TO BE DONE
Copy each record exactly as it reads, leaving out any pictures it holds.

====== DATA ENTRIES

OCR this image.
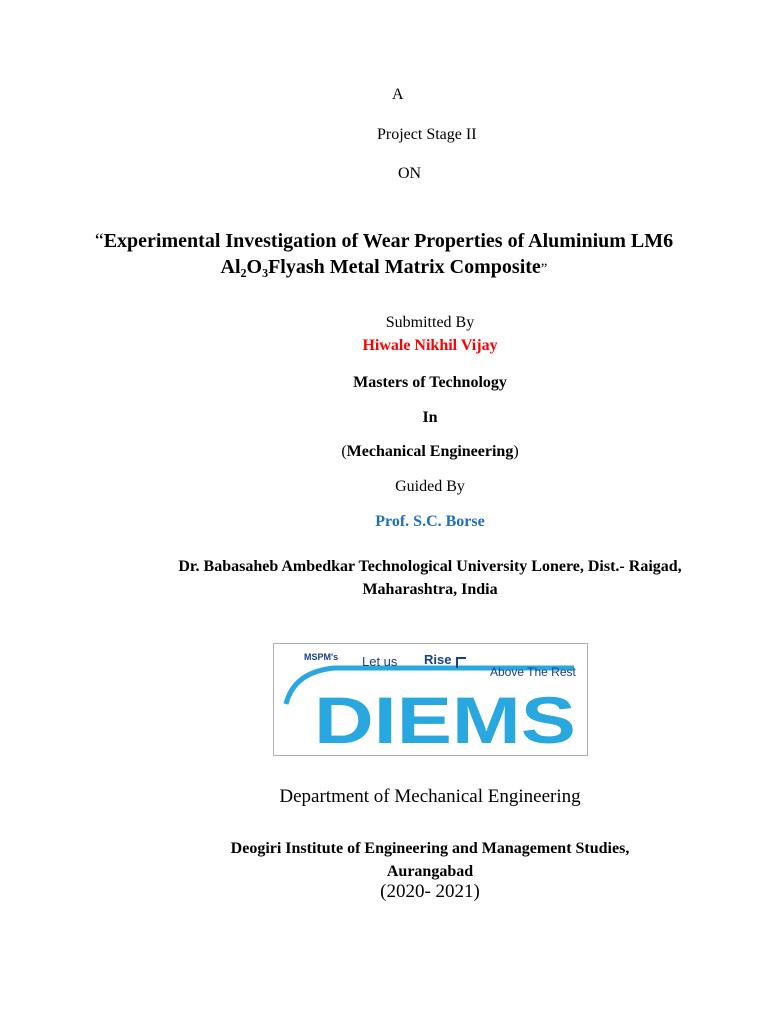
A
Project Stage II
ON
“Experimental Investigation of Wear Properties of Aluminium LM6
Al₂O₃Flyash Metal Matrix Composite”
Submitted By
Hiwale Nikhil Vijay
Masters of Technology
In
(Mechanical Engineering)
Guided By
Prof. S.C. Borse
Dr. Babasaheb Ambedkar Technological University Lonere, Dist.- Raigad,
Maharashtra, India
MSPM's Let us Rise
Above The Rest
DIEMS
Department of Mechanical Engineering
Deogiri Institute of Engineering and Management Studies,
Aurangabad
(2020- 2021)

============

WRITTEN SOLUTION
OCR this image.
A
Project Stage II
ON
“Experimental Investigation of Wear Properties of Aluminium LM6
Al₂O₃Flyash Metal Matrix Composite”
Submitted By
Hiwale Nikhil Vijay
Masters of Technology
In
(Mechanical Engineering)
Guided By
Prof. S.C. Borse
Dr. Babasaheb Ambedkar Technological University Lonere, Dist.- Raigad,
Maharashtra, India
MSPM's Let us Rise
Above The Rest
DIEMS
Department of Mechanical Engineering
Deogiri Institute of Engineering and Management Studies,
Aurangabad
(2020- 2021)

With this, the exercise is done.